# [What the exercise asks]
Identify and reproduce every line holding the string "浙江大学医学院".

# [Items]

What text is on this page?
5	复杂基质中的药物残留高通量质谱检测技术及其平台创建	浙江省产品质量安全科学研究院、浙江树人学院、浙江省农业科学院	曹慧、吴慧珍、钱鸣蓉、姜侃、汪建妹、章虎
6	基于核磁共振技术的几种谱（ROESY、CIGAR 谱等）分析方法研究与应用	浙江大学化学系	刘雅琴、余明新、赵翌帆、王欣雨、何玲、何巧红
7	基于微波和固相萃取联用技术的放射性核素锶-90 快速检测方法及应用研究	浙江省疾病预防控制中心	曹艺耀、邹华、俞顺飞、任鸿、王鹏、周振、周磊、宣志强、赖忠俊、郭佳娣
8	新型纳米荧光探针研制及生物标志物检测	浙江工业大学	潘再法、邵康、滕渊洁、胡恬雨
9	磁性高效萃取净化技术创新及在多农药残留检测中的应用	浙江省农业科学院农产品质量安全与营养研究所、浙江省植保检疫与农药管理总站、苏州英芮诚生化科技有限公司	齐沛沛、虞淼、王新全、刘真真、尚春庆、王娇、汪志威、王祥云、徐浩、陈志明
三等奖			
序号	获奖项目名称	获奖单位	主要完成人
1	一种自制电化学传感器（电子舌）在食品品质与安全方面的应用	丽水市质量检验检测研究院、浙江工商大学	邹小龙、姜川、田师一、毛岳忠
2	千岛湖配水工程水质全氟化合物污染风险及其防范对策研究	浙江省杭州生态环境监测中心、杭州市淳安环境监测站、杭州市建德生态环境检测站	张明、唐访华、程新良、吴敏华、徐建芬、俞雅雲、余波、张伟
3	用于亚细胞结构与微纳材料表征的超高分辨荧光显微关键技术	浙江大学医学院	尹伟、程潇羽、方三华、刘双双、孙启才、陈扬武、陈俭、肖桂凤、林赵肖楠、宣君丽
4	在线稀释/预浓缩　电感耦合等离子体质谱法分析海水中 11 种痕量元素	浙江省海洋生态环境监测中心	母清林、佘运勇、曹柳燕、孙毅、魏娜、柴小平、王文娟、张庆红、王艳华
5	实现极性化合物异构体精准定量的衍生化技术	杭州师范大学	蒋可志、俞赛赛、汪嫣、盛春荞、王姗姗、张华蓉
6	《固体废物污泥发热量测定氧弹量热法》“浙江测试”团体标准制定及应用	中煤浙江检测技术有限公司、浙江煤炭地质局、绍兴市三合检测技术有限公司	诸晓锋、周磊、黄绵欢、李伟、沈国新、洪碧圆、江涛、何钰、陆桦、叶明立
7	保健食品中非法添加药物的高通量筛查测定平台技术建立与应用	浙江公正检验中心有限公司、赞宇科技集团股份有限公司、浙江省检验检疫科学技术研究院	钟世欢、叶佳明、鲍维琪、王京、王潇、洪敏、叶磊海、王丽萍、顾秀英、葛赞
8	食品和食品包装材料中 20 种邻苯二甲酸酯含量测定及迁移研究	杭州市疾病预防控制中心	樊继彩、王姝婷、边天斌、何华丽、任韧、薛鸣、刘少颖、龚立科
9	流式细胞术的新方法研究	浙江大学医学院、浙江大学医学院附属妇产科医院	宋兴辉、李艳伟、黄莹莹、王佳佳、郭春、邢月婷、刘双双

# [Answer for this exercise]
3	用于亚细胞结构与微纳材料表征的超高分辨荧光显微关键技术	浙江大学医学院	尹伟、程潇羽、方三华、刘双双、孙启才、陈扬武、陈俭、肖桂凤、林赵肖楠、宣君丽
9	流式细胞术的新方法研究	浙江大学医学院、浙江大学医学院附属妇产科医院	宋兴辉、李艳伟、黄莹莹、王佳佳、郭春、邢月婷、刘双双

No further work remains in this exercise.